- What the task asks -
Read the lines that follow and pick out every one containing the word "ability".

- Data to use -
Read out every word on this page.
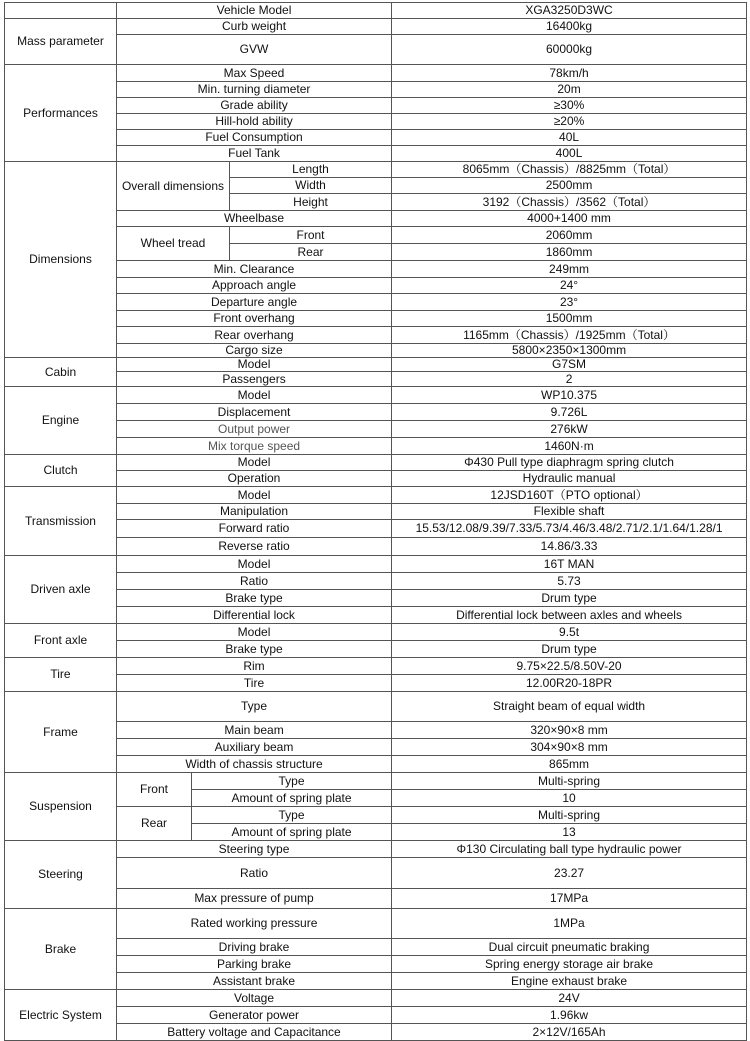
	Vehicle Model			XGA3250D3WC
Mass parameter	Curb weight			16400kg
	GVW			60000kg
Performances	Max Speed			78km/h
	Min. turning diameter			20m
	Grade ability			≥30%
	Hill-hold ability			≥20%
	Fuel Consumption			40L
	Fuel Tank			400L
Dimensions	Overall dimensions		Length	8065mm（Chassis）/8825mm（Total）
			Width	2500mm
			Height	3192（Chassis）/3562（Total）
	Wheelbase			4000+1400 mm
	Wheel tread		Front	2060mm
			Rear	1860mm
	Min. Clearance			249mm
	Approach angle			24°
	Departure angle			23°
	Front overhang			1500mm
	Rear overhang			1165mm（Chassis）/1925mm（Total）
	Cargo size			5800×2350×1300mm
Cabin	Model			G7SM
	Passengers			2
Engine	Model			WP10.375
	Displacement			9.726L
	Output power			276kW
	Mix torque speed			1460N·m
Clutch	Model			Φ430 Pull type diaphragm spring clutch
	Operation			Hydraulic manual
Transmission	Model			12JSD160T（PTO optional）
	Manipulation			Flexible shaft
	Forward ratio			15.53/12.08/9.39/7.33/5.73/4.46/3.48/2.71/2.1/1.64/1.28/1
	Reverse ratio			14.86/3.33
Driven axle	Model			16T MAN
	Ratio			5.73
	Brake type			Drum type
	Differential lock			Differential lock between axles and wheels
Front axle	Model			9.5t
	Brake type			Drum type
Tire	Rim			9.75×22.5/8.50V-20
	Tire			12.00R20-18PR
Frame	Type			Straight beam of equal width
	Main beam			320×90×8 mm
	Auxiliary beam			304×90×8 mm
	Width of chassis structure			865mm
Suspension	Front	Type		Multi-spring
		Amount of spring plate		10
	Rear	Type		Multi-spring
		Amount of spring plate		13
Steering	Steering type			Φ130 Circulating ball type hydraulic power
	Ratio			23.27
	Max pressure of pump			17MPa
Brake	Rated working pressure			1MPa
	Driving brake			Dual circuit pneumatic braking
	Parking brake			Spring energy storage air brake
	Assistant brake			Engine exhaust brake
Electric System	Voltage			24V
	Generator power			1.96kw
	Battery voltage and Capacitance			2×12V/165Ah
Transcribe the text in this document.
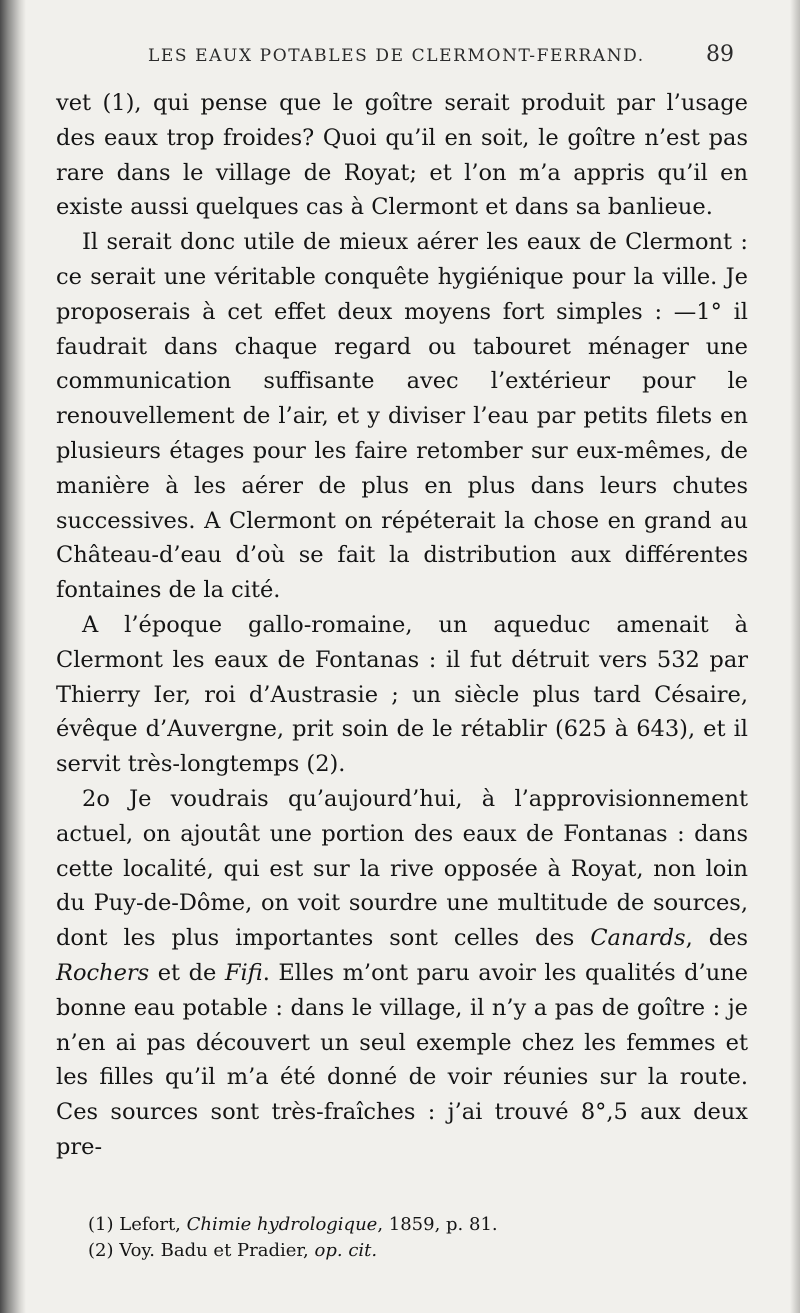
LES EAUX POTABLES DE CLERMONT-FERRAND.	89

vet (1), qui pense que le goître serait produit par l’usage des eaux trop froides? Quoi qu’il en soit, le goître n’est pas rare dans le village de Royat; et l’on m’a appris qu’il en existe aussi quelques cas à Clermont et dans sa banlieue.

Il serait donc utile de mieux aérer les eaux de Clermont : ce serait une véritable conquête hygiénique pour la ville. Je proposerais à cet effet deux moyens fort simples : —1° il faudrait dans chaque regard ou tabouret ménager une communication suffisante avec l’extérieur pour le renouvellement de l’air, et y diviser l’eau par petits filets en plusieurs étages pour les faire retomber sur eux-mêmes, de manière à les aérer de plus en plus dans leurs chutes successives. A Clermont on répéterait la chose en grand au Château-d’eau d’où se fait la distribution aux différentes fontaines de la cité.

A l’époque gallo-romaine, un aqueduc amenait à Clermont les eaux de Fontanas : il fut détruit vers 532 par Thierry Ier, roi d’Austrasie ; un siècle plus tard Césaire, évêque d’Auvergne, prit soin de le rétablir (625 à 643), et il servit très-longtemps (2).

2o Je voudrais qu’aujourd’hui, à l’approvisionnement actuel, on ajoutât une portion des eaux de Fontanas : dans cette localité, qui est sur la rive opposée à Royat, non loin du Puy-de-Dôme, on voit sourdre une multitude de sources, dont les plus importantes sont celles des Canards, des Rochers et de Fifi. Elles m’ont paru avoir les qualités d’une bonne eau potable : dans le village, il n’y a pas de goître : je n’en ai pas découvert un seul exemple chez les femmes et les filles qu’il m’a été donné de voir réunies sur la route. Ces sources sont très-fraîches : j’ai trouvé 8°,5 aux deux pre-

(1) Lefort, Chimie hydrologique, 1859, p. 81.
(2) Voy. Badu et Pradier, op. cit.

* * *

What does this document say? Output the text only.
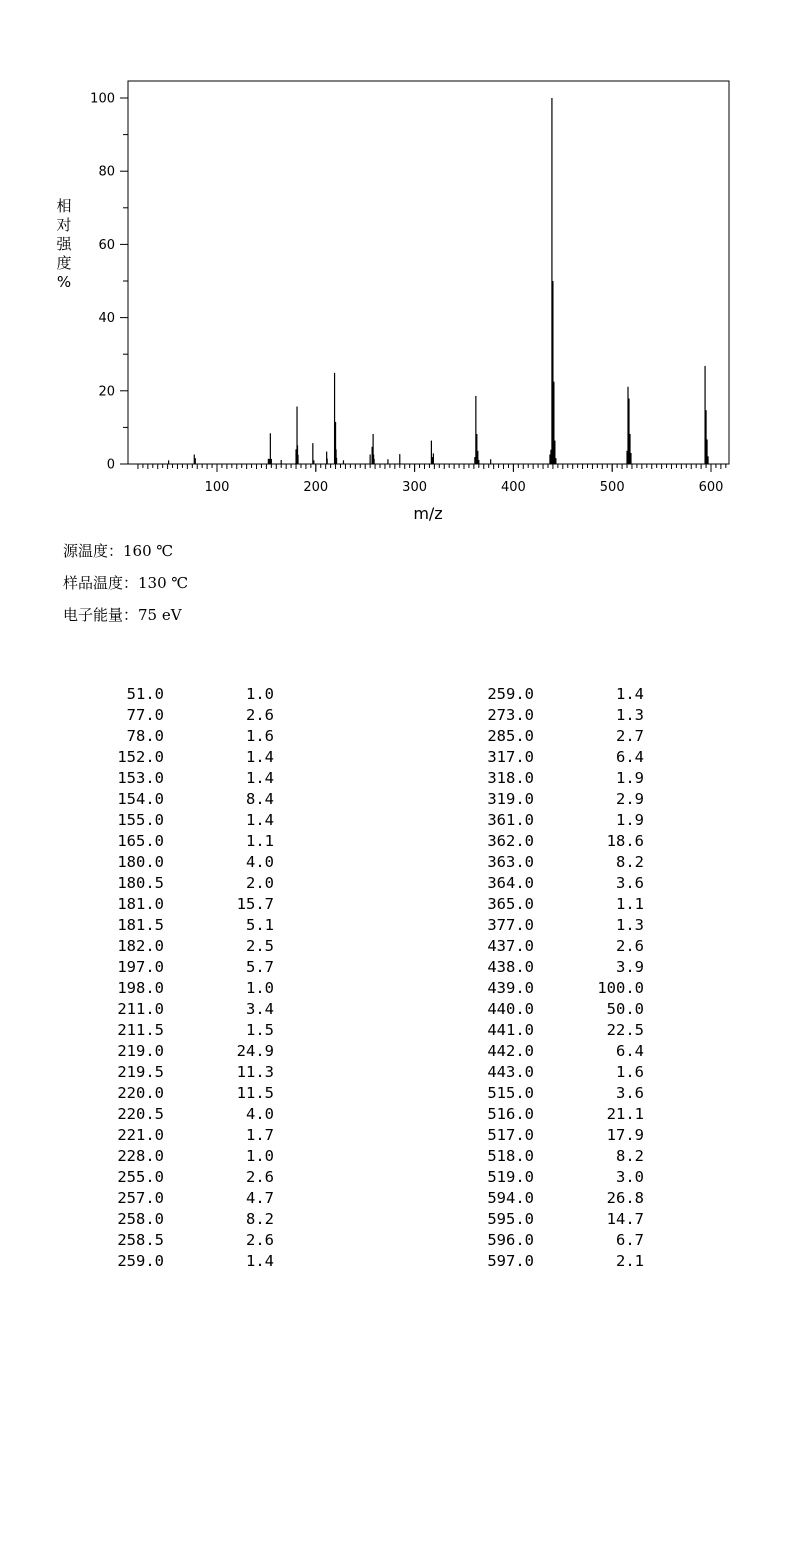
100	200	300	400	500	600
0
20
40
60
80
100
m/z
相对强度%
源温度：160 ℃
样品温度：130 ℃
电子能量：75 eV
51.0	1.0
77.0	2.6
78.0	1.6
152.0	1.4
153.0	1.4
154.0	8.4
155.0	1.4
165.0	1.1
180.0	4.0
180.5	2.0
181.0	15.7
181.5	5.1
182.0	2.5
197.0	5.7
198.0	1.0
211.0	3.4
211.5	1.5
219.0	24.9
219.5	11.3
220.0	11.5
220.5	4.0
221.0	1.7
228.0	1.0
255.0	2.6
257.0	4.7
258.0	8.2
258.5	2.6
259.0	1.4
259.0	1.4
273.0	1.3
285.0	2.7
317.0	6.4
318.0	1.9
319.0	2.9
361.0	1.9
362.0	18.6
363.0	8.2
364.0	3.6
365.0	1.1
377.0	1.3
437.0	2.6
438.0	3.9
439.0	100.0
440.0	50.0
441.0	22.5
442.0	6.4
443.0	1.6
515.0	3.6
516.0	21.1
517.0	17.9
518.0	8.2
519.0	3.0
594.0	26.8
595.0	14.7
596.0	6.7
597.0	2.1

- Exercise result -
	Grade ability			≥30%
	Hill-hold ability			≥20%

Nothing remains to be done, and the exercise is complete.